● Supplied entries
[BEGIN]

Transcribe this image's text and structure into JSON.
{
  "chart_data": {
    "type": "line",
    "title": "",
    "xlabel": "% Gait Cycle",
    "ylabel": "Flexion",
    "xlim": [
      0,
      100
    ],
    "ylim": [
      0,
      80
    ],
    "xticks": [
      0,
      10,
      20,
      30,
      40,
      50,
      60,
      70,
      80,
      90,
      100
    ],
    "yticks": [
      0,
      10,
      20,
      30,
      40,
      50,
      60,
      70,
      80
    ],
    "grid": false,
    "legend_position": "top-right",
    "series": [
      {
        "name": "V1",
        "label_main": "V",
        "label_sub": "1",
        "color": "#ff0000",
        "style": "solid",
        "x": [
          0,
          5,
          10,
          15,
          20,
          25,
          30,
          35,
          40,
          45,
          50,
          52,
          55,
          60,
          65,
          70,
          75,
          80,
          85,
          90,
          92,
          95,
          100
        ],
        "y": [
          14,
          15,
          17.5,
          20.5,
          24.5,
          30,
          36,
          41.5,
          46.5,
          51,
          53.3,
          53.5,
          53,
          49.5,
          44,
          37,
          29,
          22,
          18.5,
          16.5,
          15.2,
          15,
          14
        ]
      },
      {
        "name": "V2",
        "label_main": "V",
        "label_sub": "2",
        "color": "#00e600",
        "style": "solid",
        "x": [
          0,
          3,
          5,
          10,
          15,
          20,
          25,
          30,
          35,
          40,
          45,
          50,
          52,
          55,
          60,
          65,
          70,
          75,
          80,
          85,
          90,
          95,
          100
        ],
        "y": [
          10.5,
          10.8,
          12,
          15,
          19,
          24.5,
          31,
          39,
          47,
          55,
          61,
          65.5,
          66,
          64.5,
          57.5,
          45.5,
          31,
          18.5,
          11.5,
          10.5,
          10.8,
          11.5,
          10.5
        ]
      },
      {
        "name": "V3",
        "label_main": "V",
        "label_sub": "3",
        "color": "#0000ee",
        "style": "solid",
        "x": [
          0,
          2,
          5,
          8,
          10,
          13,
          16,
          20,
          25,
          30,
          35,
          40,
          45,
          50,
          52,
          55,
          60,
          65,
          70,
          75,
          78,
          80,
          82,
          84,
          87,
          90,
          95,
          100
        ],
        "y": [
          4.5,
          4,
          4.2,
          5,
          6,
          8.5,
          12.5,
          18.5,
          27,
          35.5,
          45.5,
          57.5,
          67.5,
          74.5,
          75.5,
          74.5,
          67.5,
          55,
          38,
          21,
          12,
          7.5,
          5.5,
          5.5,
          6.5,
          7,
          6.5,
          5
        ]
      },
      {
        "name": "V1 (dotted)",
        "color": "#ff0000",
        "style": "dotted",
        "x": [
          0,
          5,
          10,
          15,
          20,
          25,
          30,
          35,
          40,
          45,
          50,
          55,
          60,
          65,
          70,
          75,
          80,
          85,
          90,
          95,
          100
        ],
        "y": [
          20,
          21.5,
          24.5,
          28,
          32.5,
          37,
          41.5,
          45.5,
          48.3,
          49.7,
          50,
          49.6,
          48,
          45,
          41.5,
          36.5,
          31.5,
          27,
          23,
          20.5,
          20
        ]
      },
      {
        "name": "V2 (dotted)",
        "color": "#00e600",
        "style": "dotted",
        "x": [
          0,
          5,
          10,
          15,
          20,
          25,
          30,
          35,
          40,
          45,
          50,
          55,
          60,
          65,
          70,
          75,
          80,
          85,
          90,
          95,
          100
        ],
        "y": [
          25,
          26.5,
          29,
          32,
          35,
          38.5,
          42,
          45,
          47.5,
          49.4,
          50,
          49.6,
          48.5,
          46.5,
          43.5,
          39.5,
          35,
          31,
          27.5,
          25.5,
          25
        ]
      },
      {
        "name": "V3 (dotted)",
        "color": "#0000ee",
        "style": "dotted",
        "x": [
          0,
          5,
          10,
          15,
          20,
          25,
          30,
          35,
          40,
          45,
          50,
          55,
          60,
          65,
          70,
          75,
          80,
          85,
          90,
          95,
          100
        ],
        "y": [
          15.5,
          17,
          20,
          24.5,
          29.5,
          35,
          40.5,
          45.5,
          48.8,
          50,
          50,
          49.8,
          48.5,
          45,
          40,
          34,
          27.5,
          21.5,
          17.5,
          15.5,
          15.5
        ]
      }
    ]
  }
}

[END]

● Aim
Check each line of the data above for the string "name", then report how many lines have it, with no other words.

● Output
6